((

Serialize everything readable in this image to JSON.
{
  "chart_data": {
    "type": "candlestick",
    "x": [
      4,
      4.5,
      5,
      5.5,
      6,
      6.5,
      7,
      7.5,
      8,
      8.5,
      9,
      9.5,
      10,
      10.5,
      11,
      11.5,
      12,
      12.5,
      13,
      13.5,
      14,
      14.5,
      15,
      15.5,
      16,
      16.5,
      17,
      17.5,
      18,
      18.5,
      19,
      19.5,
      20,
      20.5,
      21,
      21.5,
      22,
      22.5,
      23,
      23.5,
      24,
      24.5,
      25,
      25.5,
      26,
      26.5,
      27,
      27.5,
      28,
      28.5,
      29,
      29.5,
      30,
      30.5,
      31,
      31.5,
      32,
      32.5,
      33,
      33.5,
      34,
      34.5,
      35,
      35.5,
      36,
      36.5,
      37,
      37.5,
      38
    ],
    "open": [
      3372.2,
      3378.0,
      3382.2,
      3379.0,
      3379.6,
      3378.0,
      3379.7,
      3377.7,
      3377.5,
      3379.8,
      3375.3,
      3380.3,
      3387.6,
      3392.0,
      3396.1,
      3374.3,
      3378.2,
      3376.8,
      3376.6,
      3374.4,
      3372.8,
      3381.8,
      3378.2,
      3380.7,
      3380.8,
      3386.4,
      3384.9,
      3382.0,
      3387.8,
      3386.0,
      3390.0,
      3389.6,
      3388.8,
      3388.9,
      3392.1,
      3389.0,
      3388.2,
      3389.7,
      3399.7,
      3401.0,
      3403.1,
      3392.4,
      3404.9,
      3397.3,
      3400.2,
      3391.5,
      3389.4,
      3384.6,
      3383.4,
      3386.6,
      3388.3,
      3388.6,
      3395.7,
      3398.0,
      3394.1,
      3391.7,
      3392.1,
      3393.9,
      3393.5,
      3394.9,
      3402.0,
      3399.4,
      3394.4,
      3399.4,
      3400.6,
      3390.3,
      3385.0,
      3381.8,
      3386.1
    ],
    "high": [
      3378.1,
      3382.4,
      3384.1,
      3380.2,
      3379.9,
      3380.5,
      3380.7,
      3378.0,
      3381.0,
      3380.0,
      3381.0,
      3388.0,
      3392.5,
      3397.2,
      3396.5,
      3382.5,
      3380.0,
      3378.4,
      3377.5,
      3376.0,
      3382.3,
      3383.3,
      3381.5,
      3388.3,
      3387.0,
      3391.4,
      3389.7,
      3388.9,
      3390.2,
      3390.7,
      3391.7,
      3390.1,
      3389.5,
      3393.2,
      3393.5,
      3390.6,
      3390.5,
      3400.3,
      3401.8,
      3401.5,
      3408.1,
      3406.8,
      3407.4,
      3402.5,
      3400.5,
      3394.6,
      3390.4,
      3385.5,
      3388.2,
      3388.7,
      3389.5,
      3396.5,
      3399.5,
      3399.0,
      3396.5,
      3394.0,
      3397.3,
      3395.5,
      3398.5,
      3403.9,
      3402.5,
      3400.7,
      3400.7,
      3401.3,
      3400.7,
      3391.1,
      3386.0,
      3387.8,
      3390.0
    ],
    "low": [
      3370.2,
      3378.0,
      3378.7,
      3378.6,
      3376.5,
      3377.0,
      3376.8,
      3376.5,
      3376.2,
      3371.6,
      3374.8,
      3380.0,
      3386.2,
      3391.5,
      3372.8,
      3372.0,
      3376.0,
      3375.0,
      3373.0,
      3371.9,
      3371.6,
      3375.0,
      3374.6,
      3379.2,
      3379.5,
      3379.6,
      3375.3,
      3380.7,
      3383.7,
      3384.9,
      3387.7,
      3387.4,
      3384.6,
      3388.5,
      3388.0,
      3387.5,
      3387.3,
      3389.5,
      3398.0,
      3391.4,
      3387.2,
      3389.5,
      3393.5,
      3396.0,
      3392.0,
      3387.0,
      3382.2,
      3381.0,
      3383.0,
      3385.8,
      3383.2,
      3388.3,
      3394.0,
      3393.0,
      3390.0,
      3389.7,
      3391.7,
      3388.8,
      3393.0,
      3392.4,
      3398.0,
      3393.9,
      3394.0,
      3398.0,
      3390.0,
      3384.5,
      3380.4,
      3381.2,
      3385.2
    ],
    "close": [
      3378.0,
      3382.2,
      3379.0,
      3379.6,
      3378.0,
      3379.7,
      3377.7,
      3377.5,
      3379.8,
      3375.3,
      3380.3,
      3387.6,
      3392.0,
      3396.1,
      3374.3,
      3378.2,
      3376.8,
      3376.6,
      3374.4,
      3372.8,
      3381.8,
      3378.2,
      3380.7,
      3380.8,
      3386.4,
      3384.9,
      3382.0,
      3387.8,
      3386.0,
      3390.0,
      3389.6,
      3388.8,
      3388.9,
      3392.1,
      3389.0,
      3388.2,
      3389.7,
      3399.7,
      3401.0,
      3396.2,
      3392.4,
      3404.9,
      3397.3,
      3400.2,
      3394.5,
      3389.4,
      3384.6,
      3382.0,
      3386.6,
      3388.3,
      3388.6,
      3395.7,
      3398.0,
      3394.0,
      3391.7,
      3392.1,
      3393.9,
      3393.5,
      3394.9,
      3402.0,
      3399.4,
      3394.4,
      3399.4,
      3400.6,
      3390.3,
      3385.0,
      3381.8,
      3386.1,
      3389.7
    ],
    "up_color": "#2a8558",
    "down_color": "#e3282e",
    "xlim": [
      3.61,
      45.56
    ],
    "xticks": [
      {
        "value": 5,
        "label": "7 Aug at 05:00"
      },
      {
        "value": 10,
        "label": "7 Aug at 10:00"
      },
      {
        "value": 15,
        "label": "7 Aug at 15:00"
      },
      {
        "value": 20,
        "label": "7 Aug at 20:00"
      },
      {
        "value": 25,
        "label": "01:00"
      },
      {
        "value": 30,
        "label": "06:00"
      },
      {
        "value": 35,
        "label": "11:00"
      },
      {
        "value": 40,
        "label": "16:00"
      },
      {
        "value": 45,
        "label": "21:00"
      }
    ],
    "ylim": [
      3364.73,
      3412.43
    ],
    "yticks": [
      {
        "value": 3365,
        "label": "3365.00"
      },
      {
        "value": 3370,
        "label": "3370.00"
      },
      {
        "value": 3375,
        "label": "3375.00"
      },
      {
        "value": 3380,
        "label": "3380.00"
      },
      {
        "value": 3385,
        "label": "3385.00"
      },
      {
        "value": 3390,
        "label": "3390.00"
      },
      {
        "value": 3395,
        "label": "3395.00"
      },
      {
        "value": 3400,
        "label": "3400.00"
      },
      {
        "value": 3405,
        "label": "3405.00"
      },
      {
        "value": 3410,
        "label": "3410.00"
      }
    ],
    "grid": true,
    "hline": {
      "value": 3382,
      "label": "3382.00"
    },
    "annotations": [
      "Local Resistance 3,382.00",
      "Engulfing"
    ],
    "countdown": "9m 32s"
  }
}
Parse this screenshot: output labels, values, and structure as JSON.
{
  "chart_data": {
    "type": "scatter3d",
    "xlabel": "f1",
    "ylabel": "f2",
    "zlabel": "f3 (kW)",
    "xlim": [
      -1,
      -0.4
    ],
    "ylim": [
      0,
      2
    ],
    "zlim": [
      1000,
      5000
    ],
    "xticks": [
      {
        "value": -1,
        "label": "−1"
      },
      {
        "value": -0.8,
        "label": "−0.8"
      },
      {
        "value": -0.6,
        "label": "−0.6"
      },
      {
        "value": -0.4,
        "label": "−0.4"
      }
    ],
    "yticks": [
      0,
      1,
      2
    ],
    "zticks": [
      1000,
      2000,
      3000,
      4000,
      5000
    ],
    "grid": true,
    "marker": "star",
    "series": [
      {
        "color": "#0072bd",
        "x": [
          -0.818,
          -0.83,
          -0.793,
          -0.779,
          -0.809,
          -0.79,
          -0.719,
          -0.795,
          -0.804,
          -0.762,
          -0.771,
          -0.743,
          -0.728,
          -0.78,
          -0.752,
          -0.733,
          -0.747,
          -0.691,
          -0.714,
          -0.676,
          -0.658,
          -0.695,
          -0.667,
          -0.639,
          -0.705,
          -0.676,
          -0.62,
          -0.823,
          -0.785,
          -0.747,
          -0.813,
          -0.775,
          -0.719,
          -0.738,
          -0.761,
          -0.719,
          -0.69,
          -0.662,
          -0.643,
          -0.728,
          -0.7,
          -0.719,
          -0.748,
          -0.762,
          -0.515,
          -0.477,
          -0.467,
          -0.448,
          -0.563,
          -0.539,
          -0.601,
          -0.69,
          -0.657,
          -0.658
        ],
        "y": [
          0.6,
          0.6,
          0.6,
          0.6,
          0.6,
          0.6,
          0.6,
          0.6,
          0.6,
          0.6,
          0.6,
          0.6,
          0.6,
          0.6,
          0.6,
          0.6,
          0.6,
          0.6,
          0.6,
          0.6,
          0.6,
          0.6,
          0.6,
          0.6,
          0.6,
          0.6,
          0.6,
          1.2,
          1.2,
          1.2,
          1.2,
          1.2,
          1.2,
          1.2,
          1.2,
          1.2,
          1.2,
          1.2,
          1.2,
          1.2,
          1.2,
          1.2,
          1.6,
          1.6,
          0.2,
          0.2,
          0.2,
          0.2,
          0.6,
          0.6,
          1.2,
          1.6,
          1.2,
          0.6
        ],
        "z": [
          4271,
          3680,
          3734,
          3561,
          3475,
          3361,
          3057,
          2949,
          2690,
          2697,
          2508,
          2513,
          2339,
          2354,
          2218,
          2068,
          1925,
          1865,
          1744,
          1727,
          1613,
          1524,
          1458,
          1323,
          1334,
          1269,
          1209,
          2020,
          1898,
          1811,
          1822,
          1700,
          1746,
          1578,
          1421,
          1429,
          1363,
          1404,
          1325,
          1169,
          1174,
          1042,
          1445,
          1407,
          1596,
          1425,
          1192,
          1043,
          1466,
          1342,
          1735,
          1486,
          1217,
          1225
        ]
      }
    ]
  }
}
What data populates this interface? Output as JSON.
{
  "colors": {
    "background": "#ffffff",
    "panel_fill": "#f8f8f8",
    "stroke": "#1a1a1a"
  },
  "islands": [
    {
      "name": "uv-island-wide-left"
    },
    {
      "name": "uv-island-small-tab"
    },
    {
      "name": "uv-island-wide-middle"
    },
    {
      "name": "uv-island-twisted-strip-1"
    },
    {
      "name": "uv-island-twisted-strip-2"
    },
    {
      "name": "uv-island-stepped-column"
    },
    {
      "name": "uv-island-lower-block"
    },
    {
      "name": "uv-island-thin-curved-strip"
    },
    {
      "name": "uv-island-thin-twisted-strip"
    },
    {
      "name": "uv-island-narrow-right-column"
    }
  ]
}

))

### Exercise instructions
State the number of lines in this listing that contain the string "wide", and add nothing else.

### Written answer
2